■ Data entries:
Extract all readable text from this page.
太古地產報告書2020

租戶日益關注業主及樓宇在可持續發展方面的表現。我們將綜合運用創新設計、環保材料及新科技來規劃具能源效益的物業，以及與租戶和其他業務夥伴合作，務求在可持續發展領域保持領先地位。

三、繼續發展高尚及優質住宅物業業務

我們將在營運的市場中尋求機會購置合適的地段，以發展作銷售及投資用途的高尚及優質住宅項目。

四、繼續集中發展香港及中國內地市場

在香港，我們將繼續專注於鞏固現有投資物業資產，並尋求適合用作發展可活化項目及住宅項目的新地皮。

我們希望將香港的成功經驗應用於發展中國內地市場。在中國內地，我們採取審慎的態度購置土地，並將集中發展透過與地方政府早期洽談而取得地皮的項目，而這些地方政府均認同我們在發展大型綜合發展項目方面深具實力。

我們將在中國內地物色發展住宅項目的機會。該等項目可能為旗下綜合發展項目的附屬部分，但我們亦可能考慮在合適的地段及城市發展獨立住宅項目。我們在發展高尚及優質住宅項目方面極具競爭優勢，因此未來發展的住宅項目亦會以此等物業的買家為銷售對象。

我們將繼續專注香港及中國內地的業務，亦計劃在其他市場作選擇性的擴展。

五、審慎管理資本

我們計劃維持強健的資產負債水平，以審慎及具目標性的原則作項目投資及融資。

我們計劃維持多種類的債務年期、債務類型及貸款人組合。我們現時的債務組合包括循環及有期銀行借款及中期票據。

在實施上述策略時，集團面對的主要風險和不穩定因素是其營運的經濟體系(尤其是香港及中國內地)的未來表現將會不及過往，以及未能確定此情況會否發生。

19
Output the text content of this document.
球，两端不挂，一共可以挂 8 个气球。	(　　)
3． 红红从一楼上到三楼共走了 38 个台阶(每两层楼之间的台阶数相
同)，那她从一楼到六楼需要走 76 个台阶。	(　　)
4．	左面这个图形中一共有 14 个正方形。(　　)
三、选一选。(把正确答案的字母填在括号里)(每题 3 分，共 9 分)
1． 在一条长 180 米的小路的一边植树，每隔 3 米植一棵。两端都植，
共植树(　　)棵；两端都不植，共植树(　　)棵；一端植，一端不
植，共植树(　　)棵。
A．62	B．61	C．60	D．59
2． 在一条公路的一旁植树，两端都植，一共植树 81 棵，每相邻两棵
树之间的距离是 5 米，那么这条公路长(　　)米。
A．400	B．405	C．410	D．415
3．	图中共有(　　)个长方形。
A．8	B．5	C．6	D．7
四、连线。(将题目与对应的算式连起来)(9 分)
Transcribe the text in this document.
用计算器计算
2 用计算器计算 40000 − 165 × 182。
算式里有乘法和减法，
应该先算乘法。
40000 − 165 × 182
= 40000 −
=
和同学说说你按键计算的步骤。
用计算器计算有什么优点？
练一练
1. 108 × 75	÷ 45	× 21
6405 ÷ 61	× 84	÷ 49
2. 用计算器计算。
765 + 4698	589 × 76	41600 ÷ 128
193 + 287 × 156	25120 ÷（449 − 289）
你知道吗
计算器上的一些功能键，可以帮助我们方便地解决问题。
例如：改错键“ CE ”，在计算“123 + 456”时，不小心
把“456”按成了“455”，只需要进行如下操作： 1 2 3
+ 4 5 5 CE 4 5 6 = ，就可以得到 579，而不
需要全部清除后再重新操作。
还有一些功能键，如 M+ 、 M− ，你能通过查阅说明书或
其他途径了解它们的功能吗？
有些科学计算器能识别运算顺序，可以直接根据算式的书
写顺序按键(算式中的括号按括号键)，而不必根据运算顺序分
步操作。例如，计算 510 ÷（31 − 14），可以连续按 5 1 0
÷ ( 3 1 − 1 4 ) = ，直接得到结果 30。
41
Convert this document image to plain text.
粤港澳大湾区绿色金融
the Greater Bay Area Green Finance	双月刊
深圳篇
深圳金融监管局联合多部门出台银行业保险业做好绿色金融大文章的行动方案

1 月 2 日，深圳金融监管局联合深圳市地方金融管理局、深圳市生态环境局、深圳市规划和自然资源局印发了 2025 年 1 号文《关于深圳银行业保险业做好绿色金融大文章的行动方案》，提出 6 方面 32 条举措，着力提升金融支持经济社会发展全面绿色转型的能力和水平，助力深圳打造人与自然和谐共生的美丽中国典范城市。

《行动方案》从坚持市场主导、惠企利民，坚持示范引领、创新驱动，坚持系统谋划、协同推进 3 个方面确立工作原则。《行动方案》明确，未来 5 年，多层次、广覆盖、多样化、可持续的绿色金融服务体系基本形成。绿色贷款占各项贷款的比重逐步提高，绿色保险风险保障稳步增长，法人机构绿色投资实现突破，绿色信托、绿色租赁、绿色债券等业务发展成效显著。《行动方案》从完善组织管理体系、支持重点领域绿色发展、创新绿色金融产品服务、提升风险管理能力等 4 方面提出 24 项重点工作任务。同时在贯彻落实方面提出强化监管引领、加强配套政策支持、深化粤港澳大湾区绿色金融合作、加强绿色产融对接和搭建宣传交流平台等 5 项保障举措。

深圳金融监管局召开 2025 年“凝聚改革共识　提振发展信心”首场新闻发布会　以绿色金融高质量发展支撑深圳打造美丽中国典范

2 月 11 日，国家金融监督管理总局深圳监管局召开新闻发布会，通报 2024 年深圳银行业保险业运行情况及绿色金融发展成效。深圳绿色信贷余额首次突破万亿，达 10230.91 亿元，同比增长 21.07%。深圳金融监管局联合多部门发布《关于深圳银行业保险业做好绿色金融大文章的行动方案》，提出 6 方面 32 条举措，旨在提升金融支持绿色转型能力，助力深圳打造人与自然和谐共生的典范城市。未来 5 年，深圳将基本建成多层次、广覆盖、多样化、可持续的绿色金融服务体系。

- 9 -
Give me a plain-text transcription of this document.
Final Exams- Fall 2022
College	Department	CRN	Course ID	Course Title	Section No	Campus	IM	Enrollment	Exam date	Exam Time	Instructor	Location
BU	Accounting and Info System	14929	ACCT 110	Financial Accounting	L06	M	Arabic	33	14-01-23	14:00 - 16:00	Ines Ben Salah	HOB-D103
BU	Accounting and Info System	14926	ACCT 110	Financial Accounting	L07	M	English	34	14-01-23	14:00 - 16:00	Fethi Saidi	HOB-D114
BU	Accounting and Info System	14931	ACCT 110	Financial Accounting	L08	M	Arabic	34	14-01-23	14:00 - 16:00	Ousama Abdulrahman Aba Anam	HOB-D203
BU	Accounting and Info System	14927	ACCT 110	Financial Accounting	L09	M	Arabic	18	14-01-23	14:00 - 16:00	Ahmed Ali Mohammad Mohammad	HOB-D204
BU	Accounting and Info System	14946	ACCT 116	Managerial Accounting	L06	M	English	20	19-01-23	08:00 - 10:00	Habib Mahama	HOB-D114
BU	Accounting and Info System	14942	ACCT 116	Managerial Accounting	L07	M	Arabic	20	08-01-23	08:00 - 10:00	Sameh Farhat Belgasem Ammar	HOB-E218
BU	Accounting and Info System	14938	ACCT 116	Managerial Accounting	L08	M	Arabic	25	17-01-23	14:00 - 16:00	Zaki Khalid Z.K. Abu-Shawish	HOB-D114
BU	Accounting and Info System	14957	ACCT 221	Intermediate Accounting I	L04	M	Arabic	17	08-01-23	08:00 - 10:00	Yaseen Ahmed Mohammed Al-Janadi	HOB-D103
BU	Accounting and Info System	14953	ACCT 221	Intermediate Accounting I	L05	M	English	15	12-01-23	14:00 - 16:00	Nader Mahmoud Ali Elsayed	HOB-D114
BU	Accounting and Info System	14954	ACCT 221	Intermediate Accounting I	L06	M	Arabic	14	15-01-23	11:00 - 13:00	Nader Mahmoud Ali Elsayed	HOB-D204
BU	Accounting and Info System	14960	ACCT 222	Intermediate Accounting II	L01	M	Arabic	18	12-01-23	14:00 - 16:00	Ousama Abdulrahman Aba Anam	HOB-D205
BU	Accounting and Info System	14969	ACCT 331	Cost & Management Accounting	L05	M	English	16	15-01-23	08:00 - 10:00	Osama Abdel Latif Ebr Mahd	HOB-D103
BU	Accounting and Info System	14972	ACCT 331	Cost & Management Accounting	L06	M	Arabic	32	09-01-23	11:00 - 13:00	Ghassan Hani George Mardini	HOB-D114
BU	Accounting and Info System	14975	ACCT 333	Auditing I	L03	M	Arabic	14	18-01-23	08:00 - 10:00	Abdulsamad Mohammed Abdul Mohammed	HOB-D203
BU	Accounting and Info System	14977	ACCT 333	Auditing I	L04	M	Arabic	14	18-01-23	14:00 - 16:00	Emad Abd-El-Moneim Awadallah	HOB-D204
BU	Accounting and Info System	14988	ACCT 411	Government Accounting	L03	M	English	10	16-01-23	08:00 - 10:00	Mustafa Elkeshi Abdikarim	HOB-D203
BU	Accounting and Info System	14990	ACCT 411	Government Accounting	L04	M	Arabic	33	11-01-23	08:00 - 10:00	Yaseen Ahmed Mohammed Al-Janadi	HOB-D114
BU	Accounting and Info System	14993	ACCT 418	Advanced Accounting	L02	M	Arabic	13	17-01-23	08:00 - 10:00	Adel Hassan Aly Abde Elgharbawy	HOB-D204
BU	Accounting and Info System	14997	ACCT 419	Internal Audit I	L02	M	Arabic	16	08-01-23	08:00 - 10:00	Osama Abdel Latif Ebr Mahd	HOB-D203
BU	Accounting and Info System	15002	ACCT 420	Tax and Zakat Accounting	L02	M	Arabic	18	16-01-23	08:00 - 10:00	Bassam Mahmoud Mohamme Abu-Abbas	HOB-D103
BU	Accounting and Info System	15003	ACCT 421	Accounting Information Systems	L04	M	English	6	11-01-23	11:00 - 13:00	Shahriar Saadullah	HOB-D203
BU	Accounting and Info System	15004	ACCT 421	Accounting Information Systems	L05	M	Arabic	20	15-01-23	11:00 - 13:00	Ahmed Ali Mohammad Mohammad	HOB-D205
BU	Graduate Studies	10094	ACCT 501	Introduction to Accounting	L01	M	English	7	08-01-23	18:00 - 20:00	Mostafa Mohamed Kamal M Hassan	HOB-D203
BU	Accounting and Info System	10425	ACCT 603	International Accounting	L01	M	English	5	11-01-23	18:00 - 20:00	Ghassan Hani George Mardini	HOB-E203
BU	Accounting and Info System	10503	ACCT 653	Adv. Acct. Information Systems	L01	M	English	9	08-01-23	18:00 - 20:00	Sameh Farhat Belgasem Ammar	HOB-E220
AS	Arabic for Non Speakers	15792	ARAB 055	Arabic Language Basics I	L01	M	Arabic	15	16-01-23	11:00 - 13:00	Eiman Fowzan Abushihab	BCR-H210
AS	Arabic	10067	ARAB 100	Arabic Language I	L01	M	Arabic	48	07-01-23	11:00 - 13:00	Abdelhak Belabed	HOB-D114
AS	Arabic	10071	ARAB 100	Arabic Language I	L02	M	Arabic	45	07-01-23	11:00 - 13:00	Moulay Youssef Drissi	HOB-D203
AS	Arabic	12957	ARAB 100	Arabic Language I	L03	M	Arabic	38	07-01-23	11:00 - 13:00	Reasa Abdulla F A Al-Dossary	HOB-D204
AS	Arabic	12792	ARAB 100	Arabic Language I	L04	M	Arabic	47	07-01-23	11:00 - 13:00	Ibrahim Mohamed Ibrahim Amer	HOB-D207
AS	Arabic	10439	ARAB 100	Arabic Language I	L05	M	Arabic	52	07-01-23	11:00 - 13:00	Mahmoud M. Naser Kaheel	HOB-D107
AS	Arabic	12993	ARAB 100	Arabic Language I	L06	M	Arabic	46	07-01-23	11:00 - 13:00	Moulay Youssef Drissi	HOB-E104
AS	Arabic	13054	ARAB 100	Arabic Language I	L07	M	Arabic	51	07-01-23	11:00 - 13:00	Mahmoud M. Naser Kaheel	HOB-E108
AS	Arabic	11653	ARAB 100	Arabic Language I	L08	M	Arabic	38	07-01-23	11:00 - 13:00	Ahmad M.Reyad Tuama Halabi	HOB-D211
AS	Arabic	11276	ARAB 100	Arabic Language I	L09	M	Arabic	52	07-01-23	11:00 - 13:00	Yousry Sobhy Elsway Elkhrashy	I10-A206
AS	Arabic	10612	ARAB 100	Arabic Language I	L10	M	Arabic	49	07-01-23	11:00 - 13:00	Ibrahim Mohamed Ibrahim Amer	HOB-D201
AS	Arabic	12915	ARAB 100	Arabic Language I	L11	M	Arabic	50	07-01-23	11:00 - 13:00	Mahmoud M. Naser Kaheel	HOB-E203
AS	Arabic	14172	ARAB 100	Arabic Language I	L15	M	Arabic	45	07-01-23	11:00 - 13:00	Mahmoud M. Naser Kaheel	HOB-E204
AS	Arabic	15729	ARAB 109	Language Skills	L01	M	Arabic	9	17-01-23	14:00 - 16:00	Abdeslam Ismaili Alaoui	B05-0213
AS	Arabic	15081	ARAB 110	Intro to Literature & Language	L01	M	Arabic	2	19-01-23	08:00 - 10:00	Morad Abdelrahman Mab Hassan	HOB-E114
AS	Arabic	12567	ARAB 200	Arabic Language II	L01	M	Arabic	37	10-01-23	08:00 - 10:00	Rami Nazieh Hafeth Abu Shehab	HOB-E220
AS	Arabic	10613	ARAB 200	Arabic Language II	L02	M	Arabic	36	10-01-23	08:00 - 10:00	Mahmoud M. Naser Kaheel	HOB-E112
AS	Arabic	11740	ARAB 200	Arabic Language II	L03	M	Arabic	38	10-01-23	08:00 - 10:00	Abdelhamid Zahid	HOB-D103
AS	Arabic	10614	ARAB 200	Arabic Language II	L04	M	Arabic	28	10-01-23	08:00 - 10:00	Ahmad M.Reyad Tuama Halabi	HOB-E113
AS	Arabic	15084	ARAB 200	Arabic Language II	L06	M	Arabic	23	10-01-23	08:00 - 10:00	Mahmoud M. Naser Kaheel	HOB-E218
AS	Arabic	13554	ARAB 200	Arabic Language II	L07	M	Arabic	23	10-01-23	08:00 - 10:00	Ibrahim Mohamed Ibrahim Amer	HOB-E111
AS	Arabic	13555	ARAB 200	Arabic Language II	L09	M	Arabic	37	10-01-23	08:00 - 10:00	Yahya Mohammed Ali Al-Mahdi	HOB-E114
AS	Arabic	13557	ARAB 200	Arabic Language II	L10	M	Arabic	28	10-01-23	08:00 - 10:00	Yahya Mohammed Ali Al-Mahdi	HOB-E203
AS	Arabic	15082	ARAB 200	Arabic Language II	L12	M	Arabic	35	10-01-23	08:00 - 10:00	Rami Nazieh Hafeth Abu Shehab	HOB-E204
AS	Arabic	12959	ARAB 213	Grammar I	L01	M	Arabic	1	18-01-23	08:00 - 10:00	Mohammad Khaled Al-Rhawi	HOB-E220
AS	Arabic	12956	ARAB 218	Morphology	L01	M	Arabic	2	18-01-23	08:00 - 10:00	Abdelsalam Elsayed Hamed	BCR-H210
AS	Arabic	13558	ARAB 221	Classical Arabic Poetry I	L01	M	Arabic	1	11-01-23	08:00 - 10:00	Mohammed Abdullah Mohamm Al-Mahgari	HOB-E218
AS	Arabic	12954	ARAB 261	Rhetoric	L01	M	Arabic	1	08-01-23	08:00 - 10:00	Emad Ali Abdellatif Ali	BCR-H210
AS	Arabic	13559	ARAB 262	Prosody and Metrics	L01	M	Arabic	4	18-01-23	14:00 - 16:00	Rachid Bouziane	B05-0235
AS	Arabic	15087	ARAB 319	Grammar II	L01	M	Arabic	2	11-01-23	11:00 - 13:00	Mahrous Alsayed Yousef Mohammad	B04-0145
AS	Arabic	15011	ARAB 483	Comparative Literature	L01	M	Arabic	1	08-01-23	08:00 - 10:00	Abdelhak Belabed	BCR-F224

■ What is expected:
Return all lines containing the word "Anam".

■ Exercise output:
BU	Accounting and Info System	14931	ACCT 110	Financial Accounting	L08	M	Arabic	34	14-01-23	14:00 - 16:00	Ousama Abdulrahman Aba Anam	HOB-D203
BU	Accounting and Info System	14960	ACCT 222	Intermediate Accounting II	L01	M	Arabic	18	12-01-23	14:00 - 16:00	Ousama Abdulrahman Aba Anam	HOB-D205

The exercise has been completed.